DO THIS: Across the entries, how many lines have the string "MACD" in them? Reply with only a number.

MATERIAL PROVIDED:
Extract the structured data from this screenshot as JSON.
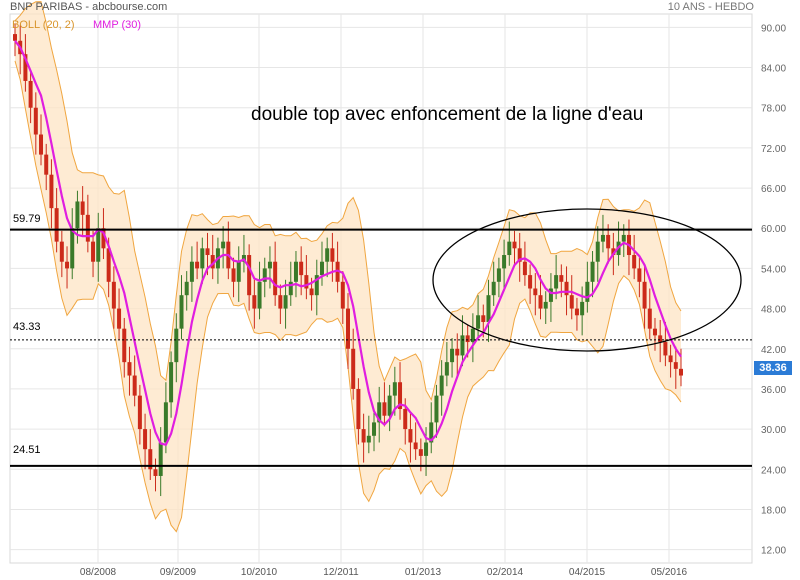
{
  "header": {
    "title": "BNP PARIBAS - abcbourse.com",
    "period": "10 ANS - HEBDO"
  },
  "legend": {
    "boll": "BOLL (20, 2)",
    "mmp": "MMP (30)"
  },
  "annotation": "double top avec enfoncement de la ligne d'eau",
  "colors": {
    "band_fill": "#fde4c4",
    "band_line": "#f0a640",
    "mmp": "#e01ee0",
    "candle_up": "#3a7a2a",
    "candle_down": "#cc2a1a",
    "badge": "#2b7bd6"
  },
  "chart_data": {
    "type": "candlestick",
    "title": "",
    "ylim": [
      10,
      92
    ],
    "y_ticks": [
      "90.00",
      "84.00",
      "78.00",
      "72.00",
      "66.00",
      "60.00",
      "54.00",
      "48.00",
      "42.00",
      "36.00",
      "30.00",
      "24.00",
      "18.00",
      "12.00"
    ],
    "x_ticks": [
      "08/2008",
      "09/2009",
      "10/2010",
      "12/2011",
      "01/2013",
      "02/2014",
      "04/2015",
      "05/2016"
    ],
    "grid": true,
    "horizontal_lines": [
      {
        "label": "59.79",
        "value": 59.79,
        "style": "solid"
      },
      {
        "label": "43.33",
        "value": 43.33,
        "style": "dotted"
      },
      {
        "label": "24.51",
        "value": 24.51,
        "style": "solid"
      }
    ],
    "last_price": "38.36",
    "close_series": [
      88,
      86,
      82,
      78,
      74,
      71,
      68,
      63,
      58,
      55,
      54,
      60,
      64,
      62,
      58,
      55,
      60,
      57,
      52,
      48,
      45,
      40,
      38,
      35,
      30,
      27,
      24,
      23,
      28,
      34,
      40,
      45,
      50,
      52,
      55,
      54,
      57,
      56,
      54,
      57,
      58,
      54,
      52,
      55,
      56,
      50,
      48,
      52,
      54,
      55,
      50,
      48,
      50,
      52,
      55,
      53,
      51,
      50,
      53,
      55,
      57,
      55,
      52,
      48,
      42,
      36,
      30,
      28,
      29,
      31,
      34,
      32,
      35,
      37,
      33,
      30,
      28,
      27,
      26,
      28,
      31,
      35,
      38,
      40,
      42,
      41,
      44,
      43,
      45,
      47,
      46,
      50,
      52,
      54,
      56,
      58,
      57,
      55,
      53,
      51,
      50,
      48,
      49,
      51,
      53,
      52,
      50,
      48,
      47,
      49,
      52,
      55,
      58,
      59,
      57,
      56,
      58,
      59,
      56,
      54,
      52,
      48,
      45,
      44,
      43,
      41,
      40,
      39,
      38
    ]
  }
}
--
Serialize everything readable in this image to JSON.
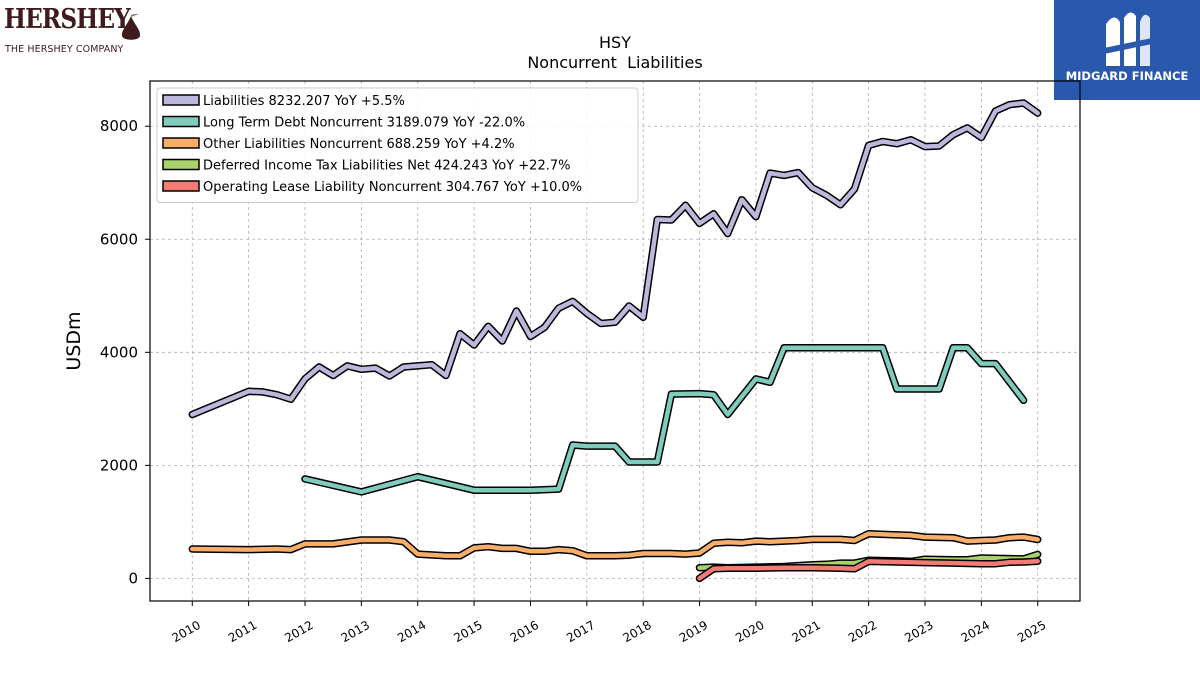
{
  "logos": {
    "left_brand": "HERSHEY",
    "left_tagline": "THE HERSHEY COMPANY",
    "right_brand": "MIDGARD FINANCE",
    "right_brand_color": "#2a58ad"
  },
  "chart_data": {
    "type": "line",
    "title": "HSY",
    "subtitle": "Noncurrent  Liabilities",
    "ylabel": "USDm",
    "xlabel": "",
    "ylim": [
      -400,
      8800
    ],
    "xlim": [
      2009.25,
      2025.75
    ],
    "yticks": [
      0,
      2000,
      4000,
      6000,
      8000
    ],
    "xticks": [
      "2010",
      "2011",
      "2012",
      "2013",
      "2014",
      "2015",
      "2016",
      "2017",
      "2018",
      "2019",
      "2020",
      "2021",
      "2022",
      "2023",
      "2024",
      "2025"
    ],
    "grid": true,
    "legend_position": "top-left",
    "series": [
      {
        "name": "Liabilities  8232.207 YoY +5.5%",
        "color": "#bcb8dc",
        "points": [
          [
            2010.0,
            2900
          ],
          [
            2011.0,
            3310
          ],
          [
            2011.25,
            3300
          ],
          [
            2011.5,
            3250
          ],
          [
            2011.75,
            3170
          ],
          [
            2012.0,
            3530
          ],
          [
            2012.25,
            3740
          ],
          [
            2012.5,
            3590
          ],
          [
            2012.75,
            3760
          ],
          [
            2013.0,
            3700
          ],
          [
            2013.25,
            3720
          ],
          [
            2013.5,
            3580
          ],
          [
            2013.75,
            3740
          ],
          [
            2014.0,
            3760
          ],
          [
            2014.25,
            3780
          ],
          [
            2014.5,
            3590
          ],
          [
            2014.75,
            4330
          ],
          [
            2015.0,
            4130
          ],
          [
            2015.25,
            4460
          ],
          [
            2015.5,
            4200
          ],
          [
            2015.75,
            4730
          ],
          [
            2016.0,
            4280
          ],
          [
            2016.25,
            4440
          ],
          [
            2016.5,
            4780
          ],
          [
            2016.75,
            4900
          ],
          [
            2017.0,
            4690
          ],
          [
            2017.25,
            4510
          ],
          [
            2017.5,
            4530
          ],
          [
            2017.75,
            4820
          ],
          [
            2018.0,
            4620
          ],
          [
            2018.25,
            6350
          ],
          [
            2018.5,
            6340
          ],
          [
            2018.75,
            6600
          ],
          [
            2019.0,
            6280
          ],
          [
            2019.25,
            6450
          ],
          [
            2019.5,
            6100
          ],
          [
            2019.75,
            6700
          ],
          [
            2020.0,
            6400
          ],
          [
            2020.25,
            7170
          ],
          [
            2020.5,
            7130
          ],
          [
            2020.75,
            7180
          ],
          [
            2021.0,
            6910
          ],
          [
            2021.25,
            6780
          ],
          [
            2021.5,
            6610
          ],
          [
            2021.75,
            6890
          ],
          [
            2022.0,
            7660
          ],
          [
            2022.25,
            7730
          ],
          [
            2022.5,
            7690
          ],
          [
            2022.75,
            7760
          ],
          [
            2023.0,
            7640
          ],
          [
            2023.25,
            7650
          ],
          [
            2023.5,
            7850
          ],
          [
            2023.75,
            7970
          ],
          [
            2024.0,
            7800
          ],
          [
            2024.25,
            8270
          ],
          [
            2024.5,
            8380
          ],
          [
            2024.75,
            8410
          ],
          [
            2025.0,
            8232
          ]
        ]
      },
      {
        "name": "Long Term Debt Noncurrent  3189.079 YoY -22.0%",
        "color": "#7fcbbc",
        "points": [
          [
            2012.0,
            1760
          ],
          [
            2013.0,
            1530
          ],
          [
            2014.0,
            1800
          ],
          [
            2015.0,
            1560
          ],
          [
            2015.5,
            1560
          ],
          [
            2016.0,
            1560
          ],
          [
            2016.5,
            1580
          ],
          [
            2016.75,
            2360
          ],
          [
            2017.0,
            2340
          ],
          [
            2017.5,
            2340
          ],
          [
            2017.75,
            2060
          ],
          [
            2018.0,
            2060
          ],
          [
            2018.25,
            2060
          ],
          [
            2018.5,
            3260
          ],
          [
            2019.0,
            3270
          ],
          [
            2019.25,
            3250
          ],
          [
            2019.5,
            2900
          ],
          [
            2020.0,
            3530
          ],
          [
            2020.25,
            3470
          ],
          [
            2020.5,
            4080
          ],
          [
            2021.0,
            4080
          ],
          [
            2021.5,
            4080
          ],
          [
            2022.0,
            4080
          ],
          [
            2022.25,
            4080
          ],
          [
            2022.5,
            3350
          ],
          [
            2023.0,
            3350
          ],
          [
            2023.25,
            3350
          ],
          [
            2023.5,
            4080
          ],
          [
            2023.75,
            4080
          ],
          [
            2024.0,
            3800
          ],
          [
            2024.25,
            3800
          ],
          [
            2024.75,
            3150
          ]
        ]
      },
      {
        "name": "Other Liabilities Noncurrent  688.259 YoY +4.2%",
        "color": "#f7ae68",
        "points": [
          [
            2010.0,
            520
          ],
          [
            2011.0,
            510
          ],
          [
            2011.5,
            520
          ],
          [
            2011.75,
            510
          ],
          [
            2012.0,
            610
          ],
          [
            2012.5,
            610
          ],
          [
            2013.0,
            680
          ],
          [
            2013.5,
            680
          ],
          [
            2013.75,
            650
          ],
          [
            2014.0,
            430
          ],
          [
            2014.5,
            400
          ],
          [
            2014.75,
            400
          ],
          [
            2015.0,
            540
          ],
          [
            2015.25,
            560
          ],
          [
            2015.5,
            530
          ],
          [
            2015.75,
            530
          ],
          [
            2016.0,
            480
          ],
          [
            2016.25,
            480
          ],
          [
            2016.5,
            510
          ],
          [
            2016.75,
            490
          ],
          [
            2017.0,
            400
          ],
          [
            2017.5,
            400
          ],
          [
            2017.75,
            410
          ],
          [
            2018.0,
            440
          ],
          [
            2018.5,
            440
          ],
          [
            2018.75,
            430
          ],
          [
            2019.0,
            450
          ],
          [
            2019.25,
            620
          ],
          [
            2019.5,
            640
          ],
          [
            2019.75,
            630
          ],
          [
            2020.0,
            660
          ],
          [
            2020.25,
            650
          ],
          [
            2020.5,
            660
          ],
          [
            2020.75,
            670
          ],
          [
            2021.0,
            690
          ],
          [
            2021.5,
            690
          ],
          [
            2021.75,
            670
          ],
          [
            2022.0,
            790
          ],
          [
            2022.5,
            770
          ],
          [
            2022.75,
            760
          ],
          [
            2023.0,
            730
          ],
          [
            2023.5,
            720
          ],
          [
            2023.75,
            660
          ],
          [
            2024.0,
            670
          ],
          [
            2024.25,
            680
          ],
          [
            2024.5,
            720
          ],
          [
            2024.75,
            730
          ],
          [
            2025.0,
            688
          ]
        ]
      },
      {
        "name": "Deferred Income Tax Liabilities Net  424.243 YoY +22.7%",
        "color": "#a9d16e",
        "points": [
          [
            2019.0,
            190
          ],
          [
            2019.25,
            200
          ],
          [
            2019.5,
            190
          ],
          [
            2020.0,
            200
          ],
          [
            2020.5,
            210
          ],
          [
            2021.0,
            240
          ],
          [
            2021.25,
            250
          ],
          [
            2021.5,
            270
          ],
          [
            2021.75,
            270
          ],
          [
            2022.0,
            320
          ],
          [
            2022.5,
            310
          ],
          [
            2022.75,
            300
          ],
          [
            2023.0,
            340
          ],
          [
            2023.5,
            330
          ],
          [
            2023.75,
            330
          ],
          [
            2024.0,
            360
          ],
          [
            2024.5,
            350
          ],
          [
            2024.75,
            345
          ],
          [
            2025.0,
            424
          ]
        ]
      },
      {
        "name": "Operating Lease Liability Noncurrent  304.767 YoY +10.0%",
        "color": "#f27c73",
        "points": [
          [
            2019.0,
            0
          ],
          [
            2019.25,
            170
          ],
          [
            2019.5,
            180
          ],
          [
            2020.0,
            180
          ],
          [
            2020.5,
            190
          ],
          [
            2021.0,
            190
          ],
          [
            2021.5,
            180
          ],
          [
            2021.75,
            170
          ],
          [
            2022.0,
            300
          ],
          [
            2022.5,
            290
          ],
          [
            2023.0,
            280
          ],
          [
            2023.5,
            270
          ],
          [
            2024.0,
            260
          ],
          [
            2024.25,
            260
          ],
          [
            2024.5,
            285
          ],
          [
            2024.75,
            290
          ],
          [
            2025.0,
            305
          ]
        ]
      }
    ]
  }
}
* * *
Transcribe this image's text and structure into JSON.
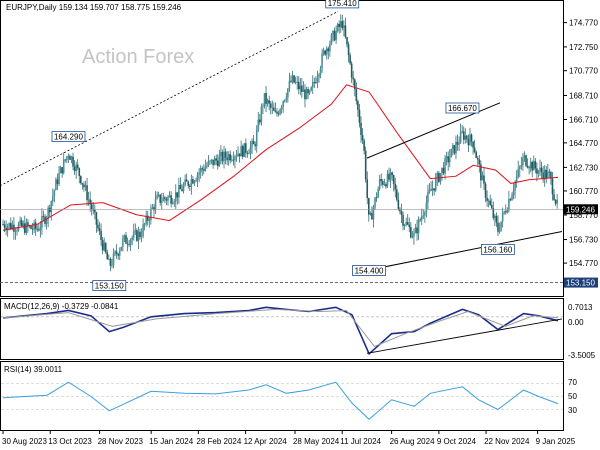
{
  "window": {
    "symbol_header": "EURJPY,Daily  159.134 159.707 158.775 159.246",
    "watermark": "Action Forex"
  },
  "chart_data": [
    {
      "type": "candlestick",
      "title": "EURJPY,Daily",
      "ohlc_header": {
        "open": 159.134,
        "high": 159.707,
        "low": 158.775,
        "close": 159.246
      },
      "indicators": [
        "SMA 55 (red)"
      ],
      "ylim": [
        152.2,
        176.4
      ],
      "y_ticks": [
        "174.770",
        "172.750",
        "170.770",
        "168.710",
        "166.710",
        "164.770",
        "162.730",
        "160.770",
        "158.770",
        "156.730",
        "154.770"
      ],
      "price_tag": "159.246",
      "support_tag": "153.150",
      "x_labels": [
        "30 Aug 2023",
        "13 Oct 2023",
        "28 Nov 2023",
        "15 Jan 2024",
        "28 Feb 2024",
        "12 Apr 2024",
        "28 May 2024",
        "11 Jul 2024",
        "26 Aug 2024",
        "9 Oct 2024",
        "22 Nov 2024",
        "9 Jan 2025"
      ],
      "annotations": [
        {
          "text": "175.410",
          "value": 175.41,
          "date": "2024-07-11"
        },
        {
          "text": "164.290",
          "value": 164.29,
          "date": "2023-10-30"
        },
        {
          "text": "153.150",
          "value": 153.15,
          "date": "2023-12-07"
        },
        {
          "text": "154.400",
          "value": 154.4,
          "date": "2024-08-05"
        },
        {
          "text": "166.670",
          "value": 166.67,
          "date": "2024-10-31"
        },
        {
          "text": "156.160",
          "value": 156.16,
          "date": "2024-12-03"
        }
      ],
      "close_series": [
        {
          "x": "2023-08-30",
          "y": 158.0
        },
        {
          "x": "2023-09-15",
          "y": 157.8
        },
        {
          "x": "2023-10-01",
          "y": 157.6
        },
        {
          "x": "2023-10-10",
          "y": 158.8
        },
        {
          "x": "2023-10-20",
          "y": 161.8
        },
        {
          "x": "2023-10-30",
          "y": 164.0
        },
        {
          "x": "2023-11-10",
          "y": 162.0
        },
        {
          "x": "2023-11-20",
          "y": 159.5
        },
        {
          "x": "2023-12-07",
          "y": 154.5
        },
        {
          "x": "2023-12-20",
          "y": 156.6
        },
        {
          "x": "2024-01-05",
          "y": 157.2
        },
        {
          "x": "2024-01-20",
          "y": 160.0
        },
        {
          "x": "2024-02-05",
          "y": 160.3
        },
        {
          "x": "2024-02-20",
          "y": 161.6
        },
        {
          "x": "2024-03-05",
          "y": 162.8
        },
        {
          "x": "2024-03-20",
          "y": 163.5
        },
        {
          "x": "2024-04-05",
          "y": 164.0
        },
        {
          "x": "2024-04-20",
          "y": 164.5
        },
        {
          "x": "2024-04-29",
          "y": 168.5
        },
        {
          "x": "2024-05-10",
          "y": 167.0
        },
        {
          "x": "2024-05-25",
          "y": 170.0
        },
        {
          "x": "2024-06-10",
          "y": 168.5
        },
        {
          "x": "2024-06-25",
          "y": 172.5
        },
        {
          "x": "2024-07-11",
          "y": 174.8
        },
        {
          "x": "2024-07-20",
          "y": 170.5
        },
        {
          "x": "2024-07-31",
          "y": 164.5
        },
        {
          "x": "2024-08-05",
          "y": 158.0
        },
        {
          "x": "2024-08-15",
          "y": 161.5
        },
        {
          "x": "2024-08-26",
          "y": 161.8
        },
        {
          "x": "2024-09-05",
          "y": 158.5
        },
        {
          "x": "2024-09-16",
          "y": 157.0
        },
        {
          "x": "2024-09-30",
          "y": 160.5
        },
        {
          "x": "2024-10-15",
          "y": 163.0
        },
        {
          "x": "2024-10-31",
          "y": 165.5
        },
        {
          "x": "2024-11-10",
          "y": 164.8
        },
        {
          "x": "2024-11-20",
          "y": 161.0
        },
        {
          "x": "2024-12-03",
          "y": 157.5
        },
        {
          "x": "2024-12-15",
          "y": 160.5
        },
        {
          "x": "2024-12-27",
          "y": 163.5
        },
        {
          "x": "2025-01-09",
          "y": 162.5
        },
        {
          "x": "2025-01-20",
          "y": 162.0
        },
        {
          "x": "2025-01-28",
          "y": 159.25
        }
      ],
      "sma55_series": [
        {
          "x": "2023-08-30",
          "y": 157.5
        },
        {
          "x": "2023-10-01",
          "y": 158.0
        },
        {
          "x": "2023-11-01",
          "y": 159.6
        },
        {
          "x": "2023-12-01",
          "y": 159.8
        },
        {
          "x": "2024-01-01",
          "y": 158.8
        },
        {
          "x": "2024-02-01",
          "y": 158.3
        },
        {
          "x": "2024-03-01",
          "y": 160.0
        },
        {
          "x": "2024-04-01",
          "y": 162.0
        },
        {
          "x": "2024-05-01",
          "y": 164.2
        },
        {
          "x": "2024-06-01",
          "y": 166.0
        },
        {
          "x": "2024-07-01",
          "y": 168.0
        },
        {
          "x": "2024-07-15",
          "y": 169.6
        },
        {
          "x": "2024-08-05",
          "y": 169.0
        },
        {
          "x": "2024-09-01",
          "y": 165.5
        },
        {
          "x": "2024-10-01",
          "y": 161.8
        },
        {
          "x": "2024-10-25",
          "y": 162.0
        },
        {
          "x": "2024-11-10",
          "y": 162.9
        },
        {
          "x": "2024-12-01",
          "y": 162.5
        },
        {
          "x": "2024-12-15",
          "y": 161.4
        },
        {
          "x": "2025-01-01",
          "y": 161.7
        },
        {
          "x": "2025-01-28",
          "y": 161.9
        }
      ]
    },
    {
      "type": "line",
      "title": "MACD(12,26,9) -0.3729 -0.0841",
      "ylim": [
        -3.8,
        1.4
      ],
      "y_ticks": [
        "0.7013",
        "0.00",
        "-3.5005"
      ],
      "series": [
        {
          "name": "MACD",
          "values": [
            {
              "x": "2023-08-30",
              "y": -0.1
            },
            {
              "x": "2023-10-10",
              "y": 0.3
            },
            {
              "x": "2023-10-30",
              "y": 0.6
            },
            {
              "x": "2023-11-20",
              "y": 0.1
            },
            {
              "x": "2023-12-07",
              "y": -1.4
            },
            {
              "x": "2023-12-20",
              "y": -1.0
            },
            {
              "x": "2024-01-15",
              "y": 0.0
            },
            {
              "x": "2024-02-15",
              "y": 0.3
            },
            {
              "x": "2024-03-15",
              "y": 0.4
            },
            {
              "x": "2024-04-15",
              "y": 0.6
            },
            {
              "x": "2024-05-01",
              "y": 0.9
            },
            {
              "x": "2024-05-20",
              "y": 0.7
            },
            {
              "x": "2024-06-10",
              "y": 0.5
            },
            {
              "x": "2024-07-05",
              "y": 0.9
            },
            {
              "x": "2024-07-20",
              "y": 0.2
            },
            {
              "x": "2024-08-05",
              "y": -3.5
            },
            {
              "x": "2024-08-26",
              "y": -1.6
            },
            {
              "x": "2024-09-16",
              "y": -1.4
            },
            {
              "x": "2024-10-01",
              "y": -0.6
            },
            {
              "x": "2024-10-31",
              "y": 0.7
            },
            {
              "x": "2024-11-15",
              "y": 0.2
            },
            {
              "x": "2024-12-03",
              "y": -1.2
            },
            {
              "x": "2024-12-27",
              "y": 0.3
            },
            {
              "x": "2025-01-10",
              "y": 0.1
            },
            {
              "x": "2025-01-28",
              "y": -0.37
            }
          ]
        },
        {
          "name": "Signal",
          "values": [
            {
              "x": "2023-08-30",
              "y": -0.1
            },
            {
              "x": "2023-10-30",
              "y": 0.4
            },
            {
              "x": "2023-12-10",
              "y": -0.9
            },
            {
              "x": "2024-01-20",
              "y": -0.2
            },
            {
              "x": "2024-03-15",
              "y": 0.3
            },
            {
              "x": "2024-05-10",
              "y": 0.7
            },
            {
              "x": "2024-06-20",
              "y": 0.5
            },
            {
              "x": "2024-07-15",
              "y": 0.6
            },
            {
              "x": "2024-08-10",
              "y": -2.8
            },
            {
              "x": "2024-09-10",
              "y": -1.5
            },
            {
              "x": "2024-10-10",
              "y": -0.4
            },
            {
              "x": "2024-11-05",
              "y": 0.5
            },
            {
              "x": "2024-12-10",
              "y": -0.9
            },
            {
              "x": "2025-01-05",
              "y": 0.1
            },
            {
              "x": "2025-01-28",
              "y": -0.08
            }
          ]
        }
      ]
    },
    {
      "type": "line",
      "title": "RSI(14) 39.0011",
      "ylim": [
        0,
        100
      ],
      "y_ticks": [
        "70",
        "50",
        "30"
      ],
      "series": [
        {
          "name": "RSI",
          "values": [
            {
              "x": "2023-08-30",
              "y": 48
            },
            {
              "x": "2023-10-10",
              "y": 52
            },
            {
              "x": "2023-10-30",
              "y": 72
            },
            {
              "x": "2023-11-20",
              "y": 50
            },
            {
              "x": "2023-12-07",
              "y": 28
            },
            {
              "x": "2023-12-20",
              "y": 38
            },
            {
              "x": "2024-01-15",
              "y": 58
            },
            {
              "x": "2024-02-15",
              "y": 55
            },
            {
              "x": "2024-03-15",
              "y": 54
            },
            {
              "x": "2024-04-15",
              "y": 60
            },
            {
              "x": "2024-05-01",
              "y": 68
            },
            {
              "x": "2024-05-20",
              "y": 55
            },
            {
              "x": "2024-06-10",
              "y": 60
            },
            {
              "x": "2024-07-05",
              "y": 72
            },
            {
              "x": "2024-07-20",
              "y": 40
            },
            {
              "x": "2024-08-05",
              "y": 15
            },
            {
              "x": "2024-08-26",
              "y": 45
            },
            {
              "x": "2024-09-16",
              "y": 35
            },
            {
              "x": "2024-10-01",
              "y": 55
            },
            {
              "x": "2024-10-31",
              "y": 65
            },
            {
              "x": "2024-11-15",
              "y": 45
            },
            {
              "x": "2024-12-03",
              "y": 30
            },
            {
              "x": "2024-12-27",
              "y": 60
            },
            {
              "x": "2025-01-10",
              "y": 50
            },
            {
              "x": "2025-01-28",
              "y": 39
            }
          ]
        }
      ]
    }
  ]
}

COMPLETED EXERCISE: 2